Short exercise: The entries below need to be written out exactly, with no pictures included.

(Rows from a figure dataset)
BEGIN

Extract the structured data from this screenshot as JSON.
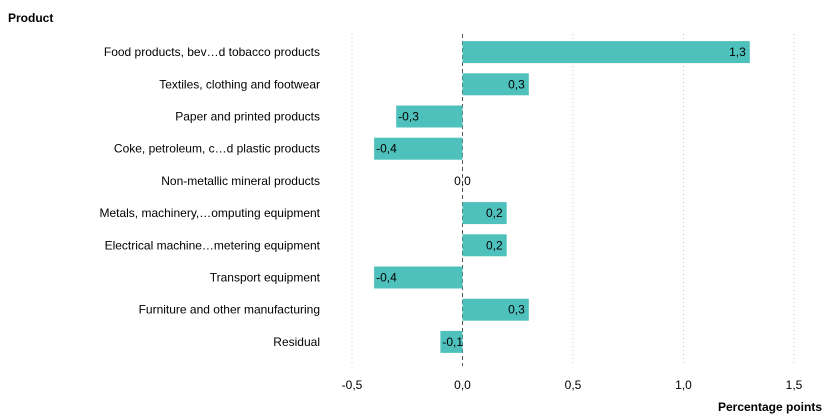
{
  "chart_data": {
    "type": "bar",
    "orientation": "horizontal",
    "category_axis_title": "Product",
    "xlabel": "Percentage points",
    "categories": [
      "Food products, bev…d tobacco products",
      "Textiles, clothing and footwear",
      "Paper and printed products",
      "Coke, petroleum, c…d plastic products",
      "Non-metallic mineral products",
      "Metals, machinery,…omputing equipment",
      "Electrical machine…metering equipment",
      "Transport equipment",
      "Furniture and other manufacturing",
      "Residual"
    ],
    "values": [
      1.3,
      0.3,
      -0.3,
      -0.4,
      0.0,
      0.2,
      0.2,
      -0.4,
      0.3,
      -0.1
    ],
    "value_labels": [
      "1,3",
      "0,3",
      "-0,3",
      "-0,4",
      "0,0",
      "0,2",
      "0,2",
      "-0,4",
      "0,3",
      "-0,1"
    ],
    "xlim": [
      -0.5,
      1.5
    ],
    "xticks": [
      -0.5,
      0.0,
      0.5,
      1.0,
      1.5
    ],
    "xtick_labels": [
      "-0,5",
      "0,0",
      "0,5",
      "1,0",
      "1,5"
    ],
    "bar_color": "#4fc1bc",
    "grid": "vertical-dotted"
  }
}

END

Output for this exercise:
Extract the structured data from this screenshot as JSON.
{
  "chart_data": {
    "type": "bar",
    "orientation": "horizontal",
    "category_axis_title": "Product",
    "xlabel": "Percentage points",
    "categories": [
      "Food products, bev…d tobacco products",
      "Textiles, clothing and footwear",
      "Paper and printed products",
      "Coke, petroleum, c…d plastic products",
      "Non-metallic mineral products",
      "Metals, machinery,…omputing equipment",
      "Electrical machine…metering equipment",
      "Transport equipment",
      "Furniture and other manufacturing",
      "Residual"
    ],
    "values": [
      1.3,
      0.3,
      -0.3,
      -0.4,
      0.0,
      0.2,
      0.2,
      -0.4,
      0.3,
      -0.1
    ],
    "value_labels": [
      "1,3",
      "0,3",
      "-0,3",
      "-0,4",
      "0,0",
      "0,2",
      "0,2",
      "-0,4",
      "0,3",
      "-0,1"
    ],
    "xlim": [
      -0.5,
      1.5
    ],
    "xticks": [
      -0.5,
      0.0,
      0.5,
      1.0,
      1.5
    ],
    "xtick_labels": [
      "-0,5",
      "0,0",
      "0,5",
      "1,0",
      "1,5"
    ],
    "bar_color": "#4fc1bc",
    "grid": "vertical-dotted"
  }
}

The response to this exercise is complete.